*EXERCISE OBJECTIVE:* Will you print the material below without altering a single character?

*Figure collection entries:*
###

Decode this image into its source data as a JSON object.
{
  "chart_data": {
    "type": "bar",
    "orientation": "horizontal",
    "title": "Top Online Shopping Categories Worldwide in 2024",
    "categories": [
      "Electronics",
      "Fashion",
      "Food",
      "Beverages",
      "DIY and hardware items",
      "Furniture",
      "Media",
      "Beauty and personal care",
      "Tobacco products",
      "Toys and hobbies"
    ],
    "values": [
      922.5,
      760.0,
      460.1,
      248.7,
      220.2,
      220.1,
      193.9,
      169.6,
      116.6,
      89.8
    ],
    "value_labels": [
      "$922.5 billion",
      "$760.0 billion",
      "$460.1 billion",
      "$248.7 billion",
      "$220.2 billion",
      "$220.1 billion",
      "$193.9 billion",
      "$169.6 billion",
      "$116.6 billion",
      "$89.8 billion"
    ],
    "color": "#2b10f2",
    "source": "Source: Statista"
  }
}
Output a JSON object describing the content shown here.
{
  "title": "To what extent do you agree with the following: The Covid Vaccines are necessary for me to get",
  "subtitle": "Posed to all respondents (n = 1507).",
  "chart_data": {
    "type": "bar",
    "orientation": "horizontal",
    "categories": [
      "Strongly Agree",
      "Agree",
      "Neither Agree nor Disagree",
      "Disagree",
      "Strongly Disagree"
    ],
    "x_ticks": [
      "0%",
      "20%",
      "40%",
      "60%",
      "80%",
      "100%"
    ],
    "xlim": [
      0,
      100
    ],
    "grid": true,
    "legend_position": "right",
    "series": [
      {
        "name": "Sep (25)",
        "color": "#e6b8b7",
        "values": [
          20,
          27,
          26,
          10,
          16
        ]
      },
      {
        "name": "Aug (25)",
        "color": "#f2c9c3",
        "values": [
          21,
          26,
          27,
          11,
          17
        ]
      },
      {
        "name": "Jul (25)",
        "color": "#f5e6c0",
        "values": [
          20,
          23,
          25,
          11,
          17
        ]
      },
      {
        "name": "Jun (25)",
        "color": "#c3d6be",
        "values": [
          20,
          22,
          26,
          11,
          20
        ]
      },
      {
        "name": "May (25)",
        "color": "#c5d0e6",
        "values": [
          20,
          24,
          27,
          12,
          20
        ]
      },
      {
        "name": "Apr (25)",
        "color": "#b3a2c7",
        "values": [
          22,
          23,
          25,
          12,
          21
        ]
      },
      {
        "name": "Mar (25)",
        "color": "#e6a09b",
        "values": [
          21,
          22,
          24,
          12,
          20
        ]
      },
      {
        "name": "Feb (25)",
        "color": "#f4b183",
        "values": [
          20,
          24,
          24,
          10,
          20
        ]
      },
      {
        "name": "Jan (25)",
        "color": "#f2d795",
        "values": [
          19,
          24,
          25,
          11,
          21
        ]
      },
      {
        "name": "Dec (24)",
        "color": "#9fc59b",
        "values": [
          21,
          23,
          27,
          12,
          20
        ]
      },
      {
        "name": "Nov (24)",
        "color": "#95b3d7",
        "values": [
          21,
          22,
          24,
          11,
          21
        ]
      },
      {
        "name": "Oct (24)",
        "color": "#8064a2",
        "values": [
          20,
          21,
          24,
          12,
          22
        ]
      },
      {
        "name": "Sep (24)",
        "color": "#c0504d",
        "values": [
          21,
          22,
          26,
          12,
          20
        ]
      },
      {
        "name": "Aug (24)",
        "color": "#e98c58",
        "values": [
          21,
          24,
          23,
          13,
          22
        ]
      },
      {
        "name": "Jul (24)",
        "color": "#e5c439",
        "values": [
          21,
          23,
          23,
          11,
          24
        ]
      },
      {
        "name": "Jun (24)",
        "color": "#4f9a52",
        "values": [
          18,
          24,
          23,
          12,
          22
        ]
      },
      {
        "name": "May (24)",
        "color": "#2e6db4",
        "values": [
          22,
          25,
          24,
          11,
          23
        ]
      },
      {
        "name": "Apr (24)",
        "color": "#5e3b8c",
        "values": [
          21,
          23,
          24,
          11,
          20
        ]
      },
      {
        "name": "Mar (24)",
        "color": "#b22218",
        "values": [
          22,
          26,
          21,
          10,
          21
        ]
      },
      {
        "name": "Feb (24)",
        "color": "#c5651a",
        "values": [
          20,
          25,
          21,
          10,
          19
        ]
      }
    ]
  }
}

###

*ANSWER TO THIS PROBLEM:*
Decode this image into its source data as a JSON object.
{
  "chart_data": {
    "type": "bar",
    "orientation": "horizontal",
    "title": "Top Online Shopping Categories Worldwide in 2024",
    "categories": [
      "Electronics",
      "Fashion",
      "Food",
      "Beverages",
      "DIY and hardware items",
      "Furniture",
      "Media",
      "Beauty and personal care",
      "Tobacco products",
      "Toys and hobbies"
    ],
    "values": [
      922.5,
      760.0,
      460.1,
      248.7,
      220.2,
      220.1,
      193.9,
      169.6,
      116.6,
      89.8
    ],
    "value_labels": [
      "$922.5 billion",
      "$760.0 billion",
      "$460.1 billion",
      "$248.7 billion",
      "$220.2 billion",
      "$220.1 billion",
      "$193.9 billion",
      "$169.6 billion",
      "$116.6 billion",
      "$89.8 billion"
    ],
    "color": "#2b10f2",
    "source": "Source: Statista"
  }
}
Output a JSON object describing the content shown here.
{
  "title": "To what extent do you agree with the following: The Covid Vaccines are necessary for me to get",
  "subtitle": "Posed to all respondents (n = 1507).",
  "chart_data": {
    "type": "bar",
    "orientation": "horizontal",
    "categories": [
      "Strongly Agree",
      "Agree",
      "Neither Agree nor Disagree",
      "Disagree",
      "Strongly Disagree"
    ],
    "x_ticks": [
      "0%",
      "20%",
      "40%",
      "60%",
      "80%",
      "100%"
    ],
    "xlim": [
      0,
      100
    ],
    "grid": true,
    "legend_position": "right",
    "series": [
      {
        "name": "Sep (25)",
        "color": "#e6b8b7",
        "values": [
          20,
          27,
          26,
          10,
          16
        ]
      },
      {
        "name": "Aug (25)",
        "color": "#f2c9c3",
        "values": [
          21,
          26,
          27,
          11,
          17
        ]
      },
      {
        "name": "Jul (25)",
        "color": "#f5e6c0",
        "values": [
          20,
          23,
          25,
          11,
          17
        ]
      },
      {
        "name": "Jun (25)",
        "color": "#c3d6be",
        "values": [
          20,
          22,
          26,
          11,
          20
        ]
      },
      {
        "name": "May (25)",
        "color": "#c5d0e6",
        "values": [
          20,
          24,
          27,
          12,
          20
        ]
      },
      {
        "name": "Apr (25)",
        "color": "#b3a2c7",
        "values": [
          22,
          23,
          25,
          12,
          21
        ]
      },
      {
        "name": "Mar (25)",
        "color": "#e6a09b",
        "values": [
          21,
          22,
          24,
          12,
          20
        ]
      },
      {
        "name": "Feb (25)",
        "color": "#f4b183",
        "values": [
          20,
          24,
          24,
          10,
          20
        ]
      },
      {
        "name": "Jan (25)",
        "color": "#f2d795",
        "values": [
          19,
          24,
          25,
          11,
          21
        ]
      },
      {
        "name": "Dec (24)",
        "color": "#9fc59b",
        "values": [
          21,
          23,
          27,
          12,
          20
        ]
      },
      {
        "name": "Nov (24)",
        "color": "#95b3d7",
        "values": [
          21,
          22,
          24,
          11,
          21
        ]
      },
      {
        "name": "Oct (24)",
        "color": "#8064a2",
        "values": [
          20,
          21,
          24,
          12,
          22
        ]
      },
      {
        "name": "Sep (24)",
        "color": "#c0504d",
        "values": [
          21,
          22,
          26,
          12,
          20
        ]
      },
      {
        "name": "Aug (24)",
        "color": "#e98c58",
        "values": [
          21,
          24,
          23,
          13,
          22
        ]
      },
      {
        "name": "Jul (24)",
        "color": "#e5c439",
        "values": [
          21,
          23,
          23,
          11,
          24
        ]
      },
      {
        "name": "Jun (24)",
        "color": "#4f9a52",
        "values": [
          18,
          24,
          23,
          12,
          22
        ]
      },
      {
        "name": "May (24)",
        "color": "#2e6db4",
        "values": [
          22,
          25,
          24,
          11,
          23
        ]
      },
      {
        "name": "Apr (24)",
        "color": "#5e3b8c",
        "values": [
          21,
          23,
          24,
          11,
          20
        ]
      },
      {
        "name": "Mar (24)",
        "color": "#b22218",
        "values": [
          22,
          26,
          21,
          10,
          21
        ]
      },
      {
        "name": "Feb (24)",
        "color": "#c5651a",
        "values": [
          20,
          25,
          21,
          10,
          19
        ]
      }
    ]
  }
}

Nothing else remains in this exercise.